▶ [Recorded data]:
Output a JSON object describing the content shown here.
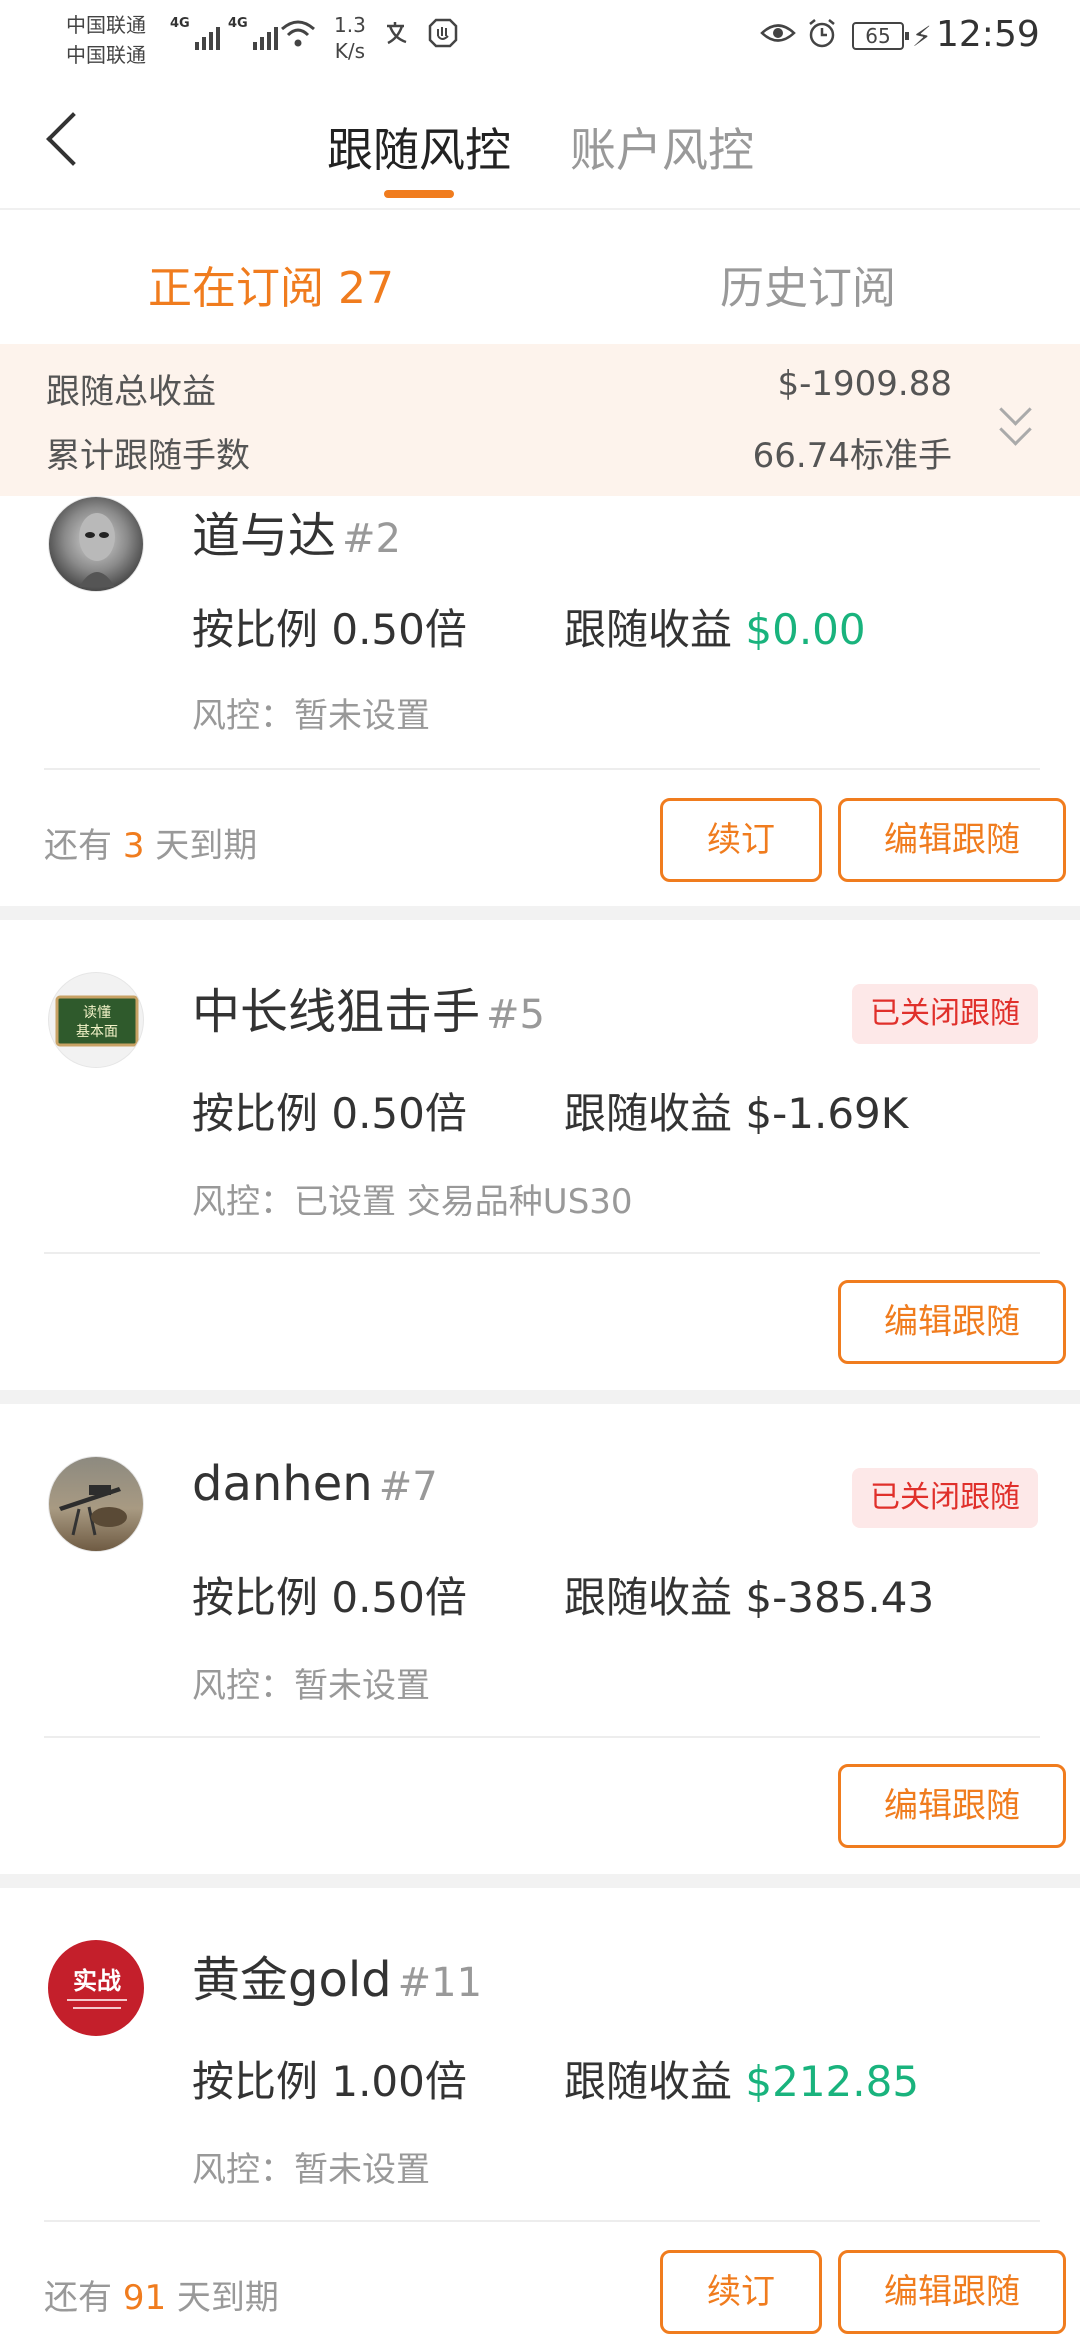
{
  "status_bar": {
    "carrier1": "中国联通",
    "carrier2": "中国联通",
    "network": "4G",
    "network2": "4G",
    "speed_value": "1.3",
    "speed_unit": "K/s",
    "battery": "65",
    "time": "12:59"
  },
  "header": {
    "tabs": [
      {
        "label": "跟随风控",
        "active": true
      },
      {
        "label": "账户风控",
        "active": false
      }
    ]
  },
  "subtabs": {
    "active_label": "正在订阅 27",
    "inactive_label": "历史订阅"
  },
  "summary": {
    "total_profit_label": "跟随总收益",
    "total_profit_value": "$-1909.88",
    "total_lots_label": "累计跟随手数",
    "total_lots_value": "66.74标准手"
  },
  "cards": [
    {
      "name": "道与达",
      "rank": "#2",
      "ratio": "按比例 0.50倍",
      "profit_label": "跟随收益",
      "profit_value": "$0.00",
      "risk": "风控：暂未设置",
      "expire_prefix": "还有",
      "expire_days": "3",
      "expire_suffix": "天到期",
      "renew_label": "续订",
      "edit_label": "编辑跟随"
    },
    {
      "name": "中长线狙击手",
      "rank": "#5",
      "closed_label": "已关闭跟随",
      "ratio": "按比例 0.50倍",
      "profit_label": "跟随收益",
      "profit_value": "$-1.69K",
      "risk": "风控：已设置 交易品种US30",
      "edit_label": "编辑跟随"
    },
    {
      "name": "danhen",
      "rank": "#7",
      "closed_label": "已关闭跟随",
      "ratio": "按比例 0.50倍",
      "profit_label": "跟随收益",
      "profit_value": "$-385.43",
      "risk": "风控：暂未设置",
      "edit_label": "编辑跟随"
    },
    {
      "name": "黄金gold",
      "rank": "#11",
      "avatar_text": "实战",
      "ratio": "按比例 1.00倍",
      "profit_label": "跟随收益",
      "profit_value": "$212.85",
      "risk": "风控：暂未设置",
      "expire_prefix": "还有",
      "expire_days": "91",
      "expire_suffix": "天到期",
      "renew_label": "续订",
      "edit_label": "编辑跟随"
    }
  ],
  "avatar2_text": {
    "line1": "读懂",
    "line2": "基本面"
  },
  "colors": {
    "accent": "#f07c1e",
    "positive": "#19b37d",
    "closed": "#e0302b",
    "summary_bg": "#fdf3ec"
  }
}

==

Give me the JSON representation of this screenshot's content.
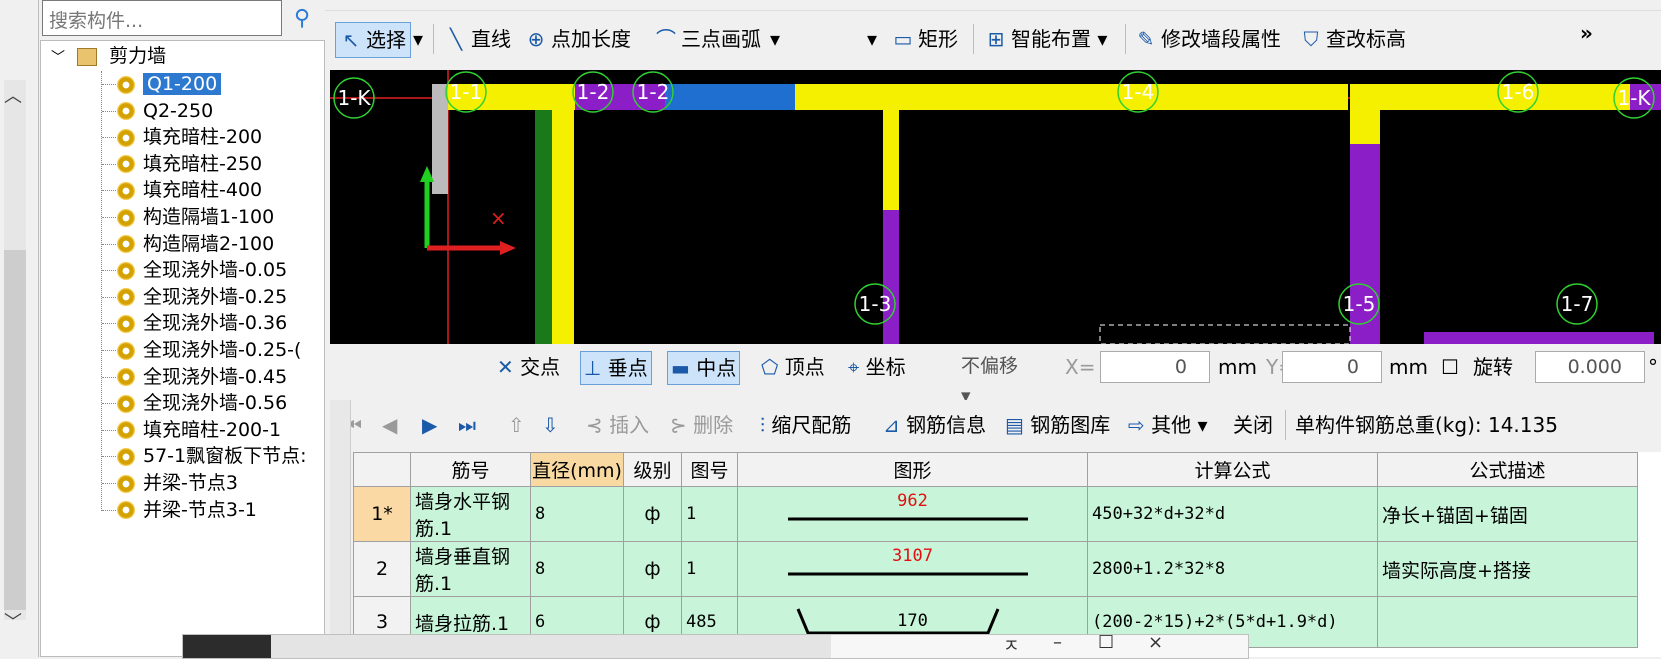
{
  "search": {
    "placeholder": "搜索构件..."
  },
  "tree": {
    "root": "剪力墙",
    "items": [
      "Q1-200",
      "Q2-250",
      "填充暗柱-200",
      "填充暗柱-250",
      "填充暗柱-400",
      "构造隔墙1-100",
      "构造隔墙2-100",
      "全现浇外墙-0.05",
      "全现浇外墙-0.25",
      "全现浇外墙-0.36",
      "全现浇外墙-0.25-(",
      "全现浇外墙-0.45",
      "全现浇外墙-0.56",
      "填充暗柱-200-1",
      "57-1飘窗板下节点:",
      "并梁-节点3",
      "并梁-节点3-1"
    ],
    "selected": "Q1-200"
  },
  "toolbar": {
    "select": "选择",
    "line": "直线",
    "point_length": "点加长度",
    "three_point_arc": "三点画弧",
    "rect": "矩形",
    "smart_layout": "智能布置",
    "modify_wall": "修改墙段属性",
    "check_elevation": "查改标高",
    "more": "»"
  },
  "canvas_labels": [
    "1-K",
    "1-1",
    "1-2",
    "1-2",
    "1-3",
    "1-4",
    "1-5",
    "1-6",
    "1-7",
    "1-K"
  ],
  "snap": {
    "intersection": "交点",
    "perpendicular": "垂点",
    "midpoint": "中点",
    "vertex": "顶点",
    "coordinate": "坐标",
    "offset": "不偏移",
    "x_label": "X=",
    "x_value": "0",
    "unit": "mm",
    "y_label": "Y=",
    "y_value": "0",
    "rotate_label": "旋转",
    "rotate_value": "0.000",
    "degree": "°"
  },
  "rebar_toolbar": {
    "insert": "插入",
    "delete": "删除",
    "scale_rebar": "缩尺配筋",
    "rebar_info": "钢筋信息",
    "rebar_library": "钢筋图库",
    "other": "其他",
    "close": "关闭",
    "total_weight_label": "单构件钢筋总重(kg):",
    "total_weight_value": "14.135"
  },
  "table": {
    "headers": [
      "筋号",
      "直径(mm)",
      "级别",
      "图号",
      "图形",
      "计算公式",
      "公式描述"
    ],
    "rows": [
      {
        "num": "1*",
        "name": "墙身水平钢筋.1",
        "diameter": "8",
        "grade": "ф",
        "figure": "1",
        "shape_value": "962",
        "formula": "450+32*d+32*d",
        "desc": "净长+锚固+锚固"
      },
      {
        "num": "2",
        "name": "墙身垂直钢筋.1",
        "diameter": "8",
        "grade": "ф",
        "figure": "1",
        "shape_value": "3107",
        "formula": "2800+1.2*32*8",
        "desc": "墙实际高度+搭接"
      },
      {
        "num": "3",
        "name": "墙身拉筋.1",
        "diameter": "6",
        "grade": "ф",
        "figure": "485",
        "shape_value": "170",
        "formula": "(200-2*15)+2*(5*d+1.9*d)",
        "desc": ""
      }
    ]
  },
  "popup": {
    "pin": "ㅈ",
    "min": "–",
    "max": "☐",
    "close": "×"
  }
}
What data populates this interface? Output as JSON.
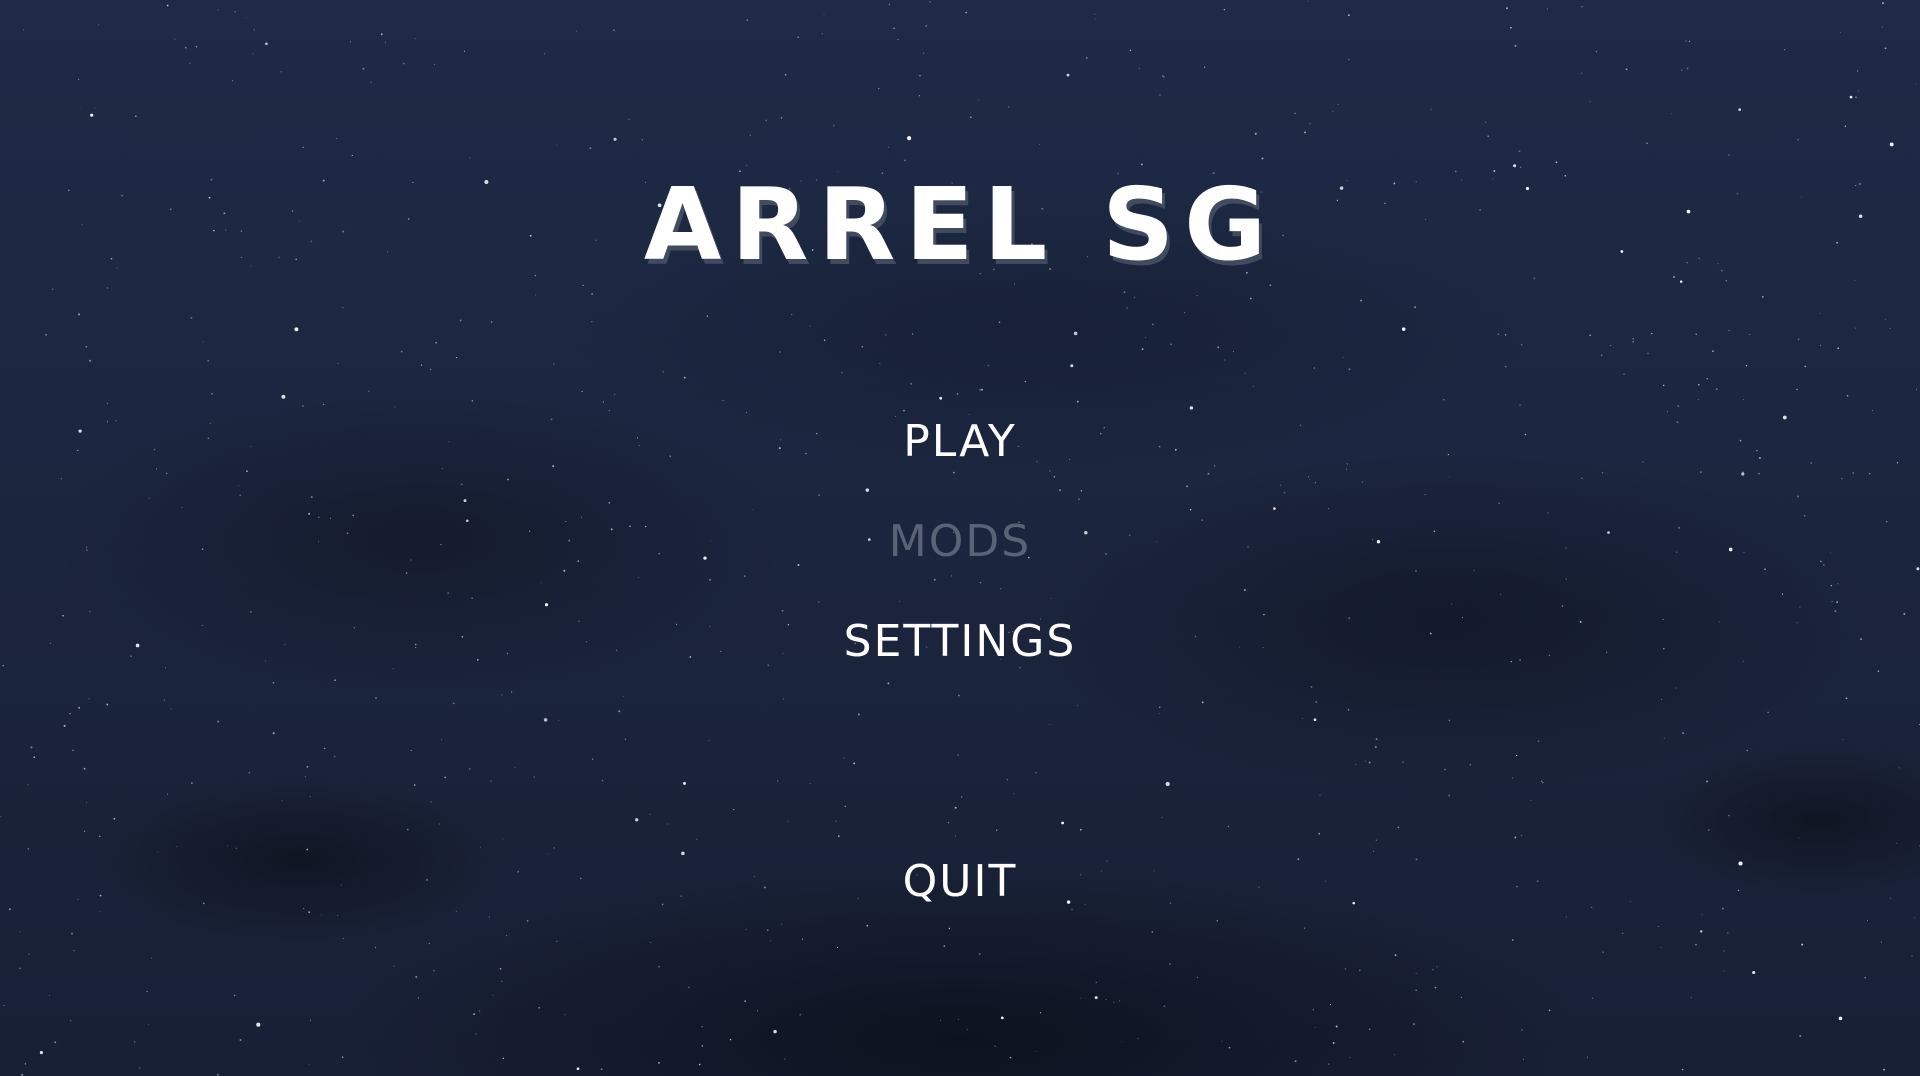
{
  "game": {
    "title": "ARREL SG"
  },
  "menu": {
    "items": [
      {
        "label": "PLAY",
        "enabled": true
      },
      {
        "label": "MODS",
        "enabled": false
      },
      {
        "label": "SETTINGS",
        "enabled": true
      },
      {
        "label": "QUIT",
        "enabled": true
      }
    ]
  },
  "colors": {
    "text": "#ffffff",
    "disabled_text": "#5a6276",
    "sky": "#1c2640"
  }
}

▶ [Written request]: Give only the number of lines that include the word "JSON".

▶ [Answer to this exercise]: 3